Extracted records:
##############################
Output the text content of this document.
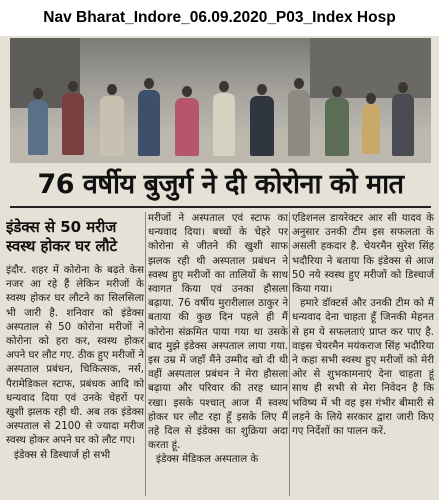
Nav Bharat_Indore_06.09.2020_P03_Index Hosp
76 वर्षीय बुजुर्ग ने दी कोरोना को मात
इंडेक्स से 50 मरीज
स्वस्थ होकर घर लौटे

इंदौर. शहर में कोरोना के बढ़ते केस नजर आ रहे हैं लेकिन मरीजों के स्वस्थ होकर घर लौटने का सिलसिला भी जारी है. शनिवार को इंडेक्स अस्पताल से 50 कोरोना मरीजों ने कोरोना को हरा कर, स्वस्थ होकर अपने घर लौट गए. ठीक हुए मरीजों ने अस्पताल प्रबंधन, चिकित्सक, नर्स, पैरामेडिकल स्टाफ, प्रबंधक आदि को धन्यवाद दिया एवं उनके चेहरों पर खुशी झलक रही थी. अब तक इंडेक्स अस्पताल से 2100 से ज्यादा मरीज स्वस्थ होकर अपने घर को लौट गए।

इंडेक्स से डिस्चार्ज हो सभी

मरीजों ने अस्पताल एवं स्टाफ का धन्यवाद दिया। बच्चों के चेहरे पर कोरोना से जीतने की खुशी साफ झलक रही थी अस्पताल प्रबंधन ने स्वस्थ हुए मरीजों का तालियों के साथ स्वागत किया एवं उनका हौसला बढ़ाया. 76 वर्षीय मुरारीलाल ठाकुर ने बताया की कुछ दिन पहले ही मैं कोरोना संक्रमित पाया गया था उसके बाद मुझे इंडेक्स अस्पताल लाया गया. इस उम्र में जहाँ मैंने उम्मीद खो दी थी वहीं अस्पताल प्रबंधन ने मेरा हौसला बढ़ाया और परिवार की तरह ध्यान रखा। इसके पश्चात् आज मैं स्वस्थ होकर घर लौट रहा हूँ इसके लिए मैं तहे दिल से इंडेक्स का शुक्रिया अदा करता हूं.

इंडेक्स मेडिकल अस्पताल के

एडिशनल डायरेक्टर आर सी यादव के अनुसार उनकी टीम इस सफलता के असली हकदार है. चेयरमैन सुरेश सिंह भदौरिया ने बताया कि इंडेक्स से आज 50 नये स्वस्थ हुए मरीजों को डिस्चार्ज किया गया।

हमारे डॉक्टर्स और उनकी टीम को मैं धन्यवाद देना चाहता हूँ जिनकी मेहनत से हम ये सफलताएं प्राप्त कर पाए है. वाइस चेयरमैन मयंकराज सिंह भदौरिया ने कहा सभी स्वस्थ हुए मरीजों को मेरी ओर से शुभकामनाएं देना चाहता हूं साथ ही सभी से मेरा निवेदन है कि भविष्य में भी वह इस गंभीर बीमारी से लड़ने के लिये सरकार द्वारा जारी किए गए निर्देशों का पालन करें.
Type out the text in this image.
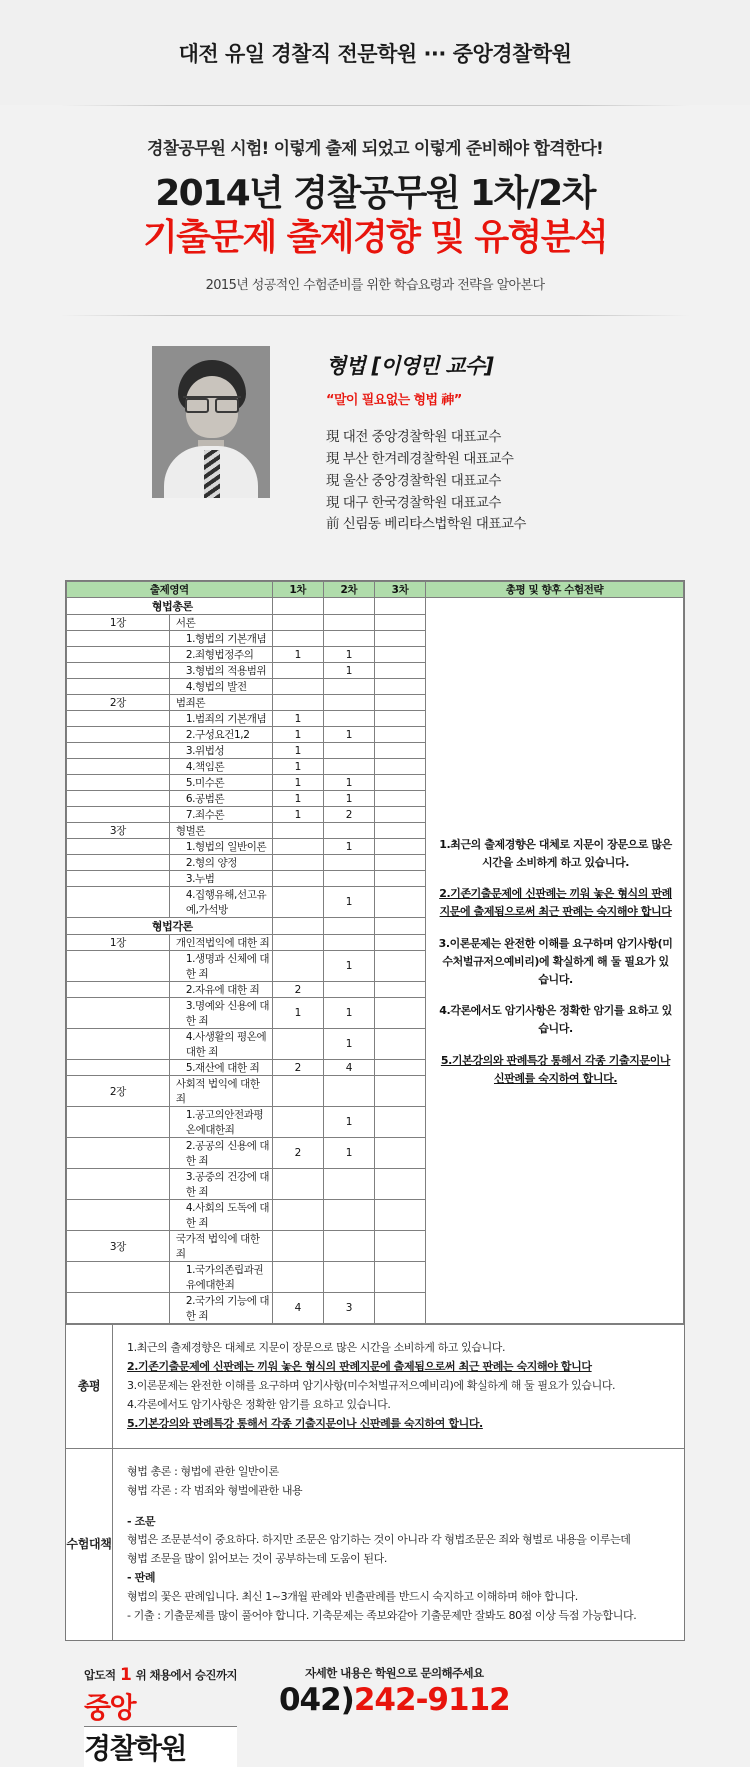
대전 유일 경찰직 전문학원 ··· 중앙경찰학원
경찰공무원 시험! 이렇게 출제 되었고 이렇게 준비해야 합격한다!
2014년 경찰공무원 1차/2차
기출문제 출제경향 및 유형분석
2015년 성공적인 수험준비를 위한 학습요령과 전략을 알아본다
형법 [이영민 교수]
“말이 필요없는 형법 神”
現 대전 중앙경찰학원 대표교수
現 부산 한겨레경찰학원 대표교수
現 울산 중앙경찰학원 대표교수
現 대구 한국경찰학원 대표교수
前 신림동 베리타스법학원 대표교수
출제영역		1차	2차	3차	총평 및 향후 수험전략
형법총론					1.최근의 출제경향은 대체로 지문이 장문으로 많은 시간을 소비하게 하고 있습니다.

2.기존기출문제에 신판례는 끼워 놓은 형식의 판례지문에 출제됨으로써 최근 판례는 숙지해야 합니다

3.이론문제는 완전한 이해를 요구하며 암기사항(미수처벌규저으예비리)에 확실하게 해 둘 필요가 있습니다.

4.각론에서도 암기사항은 정확한 암기를 요하고 있습니다.

5.기본강의와 판례특강 통해서 각종 기출지문이나 신판례를 숙지하여 합니다.

1장	서론				
	1.형법의 기본개념				
	2.죄형법정주의	1	1		
	3.형법의 적용범위		1		
	4.형법의 발전				
2장	범죄론				
	1.범죄의 기본개념	1			
	2.구성요건1,2	1	1		
	3.위법성	1			
	4.책임론	1			
	5.미수론	1	1		
	6.공범론	1	1		
	7.죄수론	1	2		
3장	형벌론				
	1.형법의 일반이론		1		
	2.형의 양정				
	3.누범				
	4.집행유해,선고유예,가석방		1		
형법각론					
1장	개인적법익에 대한 죄				
	1.생명과 신체에 대한 죄		1		
	2.자유에 대한 죄	2			
	3.명예와 신용에 대한 죄	1	1		
	4.사생활의 평온에대한 죄		1		
	5.재산에 대한 죄	2	4		
2장	사회적 법익에 대한 죄				
	1.공고의안전과평온에대한죄		1		
	2.공공의 신용에 대한 죄	2	1		
	3.공중의 건강에 대한 죄				
	4.사회의 도독에 대한 죄				
3장	국가적 법익에 대한 죄				
	1.국가의존립과권유에대한죄				
	2.국가의 기능에 대한 죄	4	3		
총평

1.최근의 출제경향은 대체로 지문이 장문으로 많은 시간을 소비하게 하고 있습니다.

2.기존기출문제에 신판례는 끼워 놓은 형식의 판례지문에 출제됨으로써 최근 판례는 숙지해야 합니다

3.이론문제는 완전한 이해를 요구하며 암기사항(미수처벌규저으예비리)에 확실하게 해 둘 필요가 있습니다.

4.각론에서도 암기사항은 정확한 암기를 요하고 있습니다.

5.기본강의와 판례특강 통해서 각종 기출지문이나 신판례를 숙지하여 합니다.

수험대책

형법 총론 : 형법에 관한 일반이론

형법 각론 : 각 범죄와 형벌에관한 내용

- 조문

형법은 조문분석이 중요하다. 하지만 조문은 암기하는 것이 아니라 각 형법조문은 죄와 형벌로 내용을 이루는데

형법 조문을 많이 읽어보는 것이 공부하는데 도움이 된다.

- 판례

형법의 꽃은 판례입니다. 최신 1~3개월 판례와 빈출판례를 반드시 숙지하고 이해하며 해야 합니다.

- 기출 : 기출문제를 많이 풀어야 합니다. 기축문제는 족보와같아 기출문제만 잘봐도 80점 이상 득점 가능합니다.

압도적 1 위 채용에서 승진까지
중앙
경찰학원
자세한 내용은 학원으로 문의해주세요
042)242-9112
##############################
• **WRITTEN REQUEST**:
Leave out the pictures and give the rest of the records again exactly.

• **PROBLEM SOLUTION**:
Output the text content of this document.
Nav Bharat_Indore_06.09.2020_P03_Index Hosp
76 वर्षीय बुजुर्ग ने दी कोरोना को मात
इंडेक्स से 50 मरीज
स्वस्थ होकर घर लौटे

इंदौर. शहर में कोरोना के बढ़ते केस नजर आ रहे हैं लेकिन मरीजों के स्वस्थ होकर घर लौटने का सिलसिला भी जारी है. शनिवार को इंडेक्स अस्पताल से 50 कोरोना मरीजों ने कोरोना को हरा कर, स्वस्थ होकर अपने घर लौट गए. ठीक हुए मरीजों ने अस्पताल प्रबंधन, चिकित्सक, नर्स, पैरामेडिकल स्टाफ, प्रबंधक आदि को धन्यवाद दिया एवं उनके चेहरों पर खुशी झलक रही थी. अब तक इंडेक्स अस्पताल से 2100 से ज्यादा मरीज स्वस्थ होकर अपने घर को लौट गए।

इंडेक्स से डिस्चार्ज हो सभी

मरीजों ने अस्पताल एवं स्टाफ का धन्यवाद दिया। बच्चों के चेहरे पर कोरोना से जीतने की खुशी साफ झलक रही थी अस्पताल प्रबंधन ने स्वस्थ हुए मरीजों का तालियों के साथ स्वागत किया एवं उनका हौसला बढ़ाया. 76 वर्षीय मुरारीलाल ठाकुर ने बताया की कुछ दिन पहले ही मैं कोरोना संक्रमित पाया गया था उसके बाद मुझे इंडेक्स अस्पताल लाया गया. इस उम्र में जहाँ मैंने उम्मीद खो दी थी वहीं अस्पताल प्रबंधन ने मेरा हौसला बढ़ाया और परिवार की तरह ध्यान रखा। इसके पश्चात् आज मैं स्वस्थ होकर घर लौट रहा हूँ इसके लिए मैं तहे दिल से इंडेक्स का शुक्रिया अदा करता हूं.

इंडेक्स मेडिकल अस्पताल के

एडिशनल डायरेक्टर आर सी यादव के अनुसार उनकी टीम इस सफलता के असली हकदार है. चेयरमैन सुरेश सिंह भदौरिया ने बताया कि इंडेक्स से आज 50 नये स्वस्थ हुए मरीजों को डिस्चार्ज किया गया।

हमारे डॉक्टर्स और उनकी टीम को मैं धन्यवाद देना चाहता हूँ जिनकी मेहनत से हम ये सफलताएं प्राप्त कर पाए है. वाइस चेयरमैन मयंकराज सिंह भदौरिया ने कहा सभी स्वस्थ हुए मरीजों को मेरी ओर से शुभकामनाएं देना चाहता हूं साथ ही सभी से मेरा निवेदन है कि भविष्य में भी वह इस गंभीर बीमारी से लड़ने के लिये सरकार द्वारा जारी किए गए निर्देशों का पालन करें.
Type out the text in this image.
대전 유일 경찰직 전문학원 ··· 중앙경찰학원
경찰공무원 시험! 이렇게 출제 되었고 이렇게 준비해야 합격한다!
2014년 경찰공무원 1차/2차
기출문제 출제경향 및 유형분석
2015년 성공적인 수험준비를 위한 학습요령과 전략을 알아본다
형법 [이영민 교수]
“말이 필요없는 형법 神”
現 대전 중앙경찰학원 대표교수
現 부산 한겨레경찰학원 대표교수
現 울산 중앙경찰학원 대표교수
現 대구 한국경찰학원 대표교수
前 신림동 베리타스법학원 대표교수
출제영역		1차	2차	3차	총평 및 향후 수험전략
형법총론					1.최근의 출제경향은 대체로 지문이 장문으로 많은 시간을 소비하게 하고 있습니다.

2.기존기출문제에 신판례는 끼워 놓은 형식의 판례지문에 출제됨으로써 최근 판례는 숙지해야 합니다

3.이론문제는 완전한 이해를 요구하며 암기사항(미수처벌규저으예비리)에 확실하게 해 둘 필요가 있습니다.

4.각론에서도 암기사항은 정확한 암기를 요하고 있습니다.

5.기본강의와 판례특강 통해서 각종 기출지문이나 신판례를 숙지하여 합니다.

1장	서론				
	1.형법의 기본개념				
	2.죄형법정주의	1	1		
	3.형법의 적용범위		1		
	4.형법의 발전				
2장	범죄론				
	1.범죄의 기본개념	1			
	2.구성요건1,2	1	1		
	3.위법성	1			
	4.책임론	1			
	5.미수론	1	1		
	6.공범론	1	1		
	7.죄수론	1	2		
3장	형벌론				
	1.형법의 일반이론		1		
	2.형의 양정				
	3.누범				
	4.집행유해,선고유예,가석방		1		
형법각론					
1장	개인적법익에 대한 죄				
	1.생명과 신체에 대한 죄		1		
	2.자유에 대한 죄	2			
	3.명예와 신용에 대한 죄	1	1		
	4.사생활의 평온에대한 죄		1		
	5.재산에 대한 죄	2	4		
2장	사회적 법익에 대한 죄				
	1.공고의안전과평온에대한죄		1		
	2.공공의 신용에 대한 죄	2	1		
	3.공중의 건강에 대한 죄				
	4.사회의 도독에 대한 죄				
3장	국가적 법익에 대한 죄				
	1.국가의존립과권유에대한죄				
	2.국가의 기능에 대한 죄	4	3		
총평

1.최근의 출제경향은 대체로 지문이 장문으로 많은 시간을 소비하게 하고 있습니다.

2.기존기출문제에 신판례는 끼워 놓은 형식의 판례지문에 출제됨으로써 최근 판례는 숙지해야 합니다

3.이론문제는 완전한 이해를 요구하며 암기사항(미수처벌규저으예비리)에 확실하게 해 둘 필요가 있습니다.

4.각론에서도 암기사항은 정확한 암기를 요하고 있습니다.

5.기본강의와 판례특강 통해서 각종 기출지문이나 신판례를 숙지하여 합니다.

수험대책

형법 총론 : 형법에 관한 일반이론

형법 각론 : 각 범죄와 형벌에관한 내용

- 조문

형법은 조문분석이 중요하다. 하지만 조문은 암기하는 것이 아니라 각 형법조문은 죄와 형벌로 내용을 이루는데

형법 조문을 많이 읽어보는 것이 공부하는데 도움이 된다.

- 판례

형법의 꽃은 판례입니다. 최신 1~3개월 판례와 빈출판례를 반드시 숙지하고 이해하며 해야 합니다.

- 기출 : 기출문제를 많이 풀어야 합니다. 기축문제는 족보와같아 기출문제만 잘봐도 80점 이상 득점 가능합니다.

압도적 1 위 채용에서 승진까지
중앙
경찰학원
자세한 내용은 학원으로 문의해주세요
042)242-9112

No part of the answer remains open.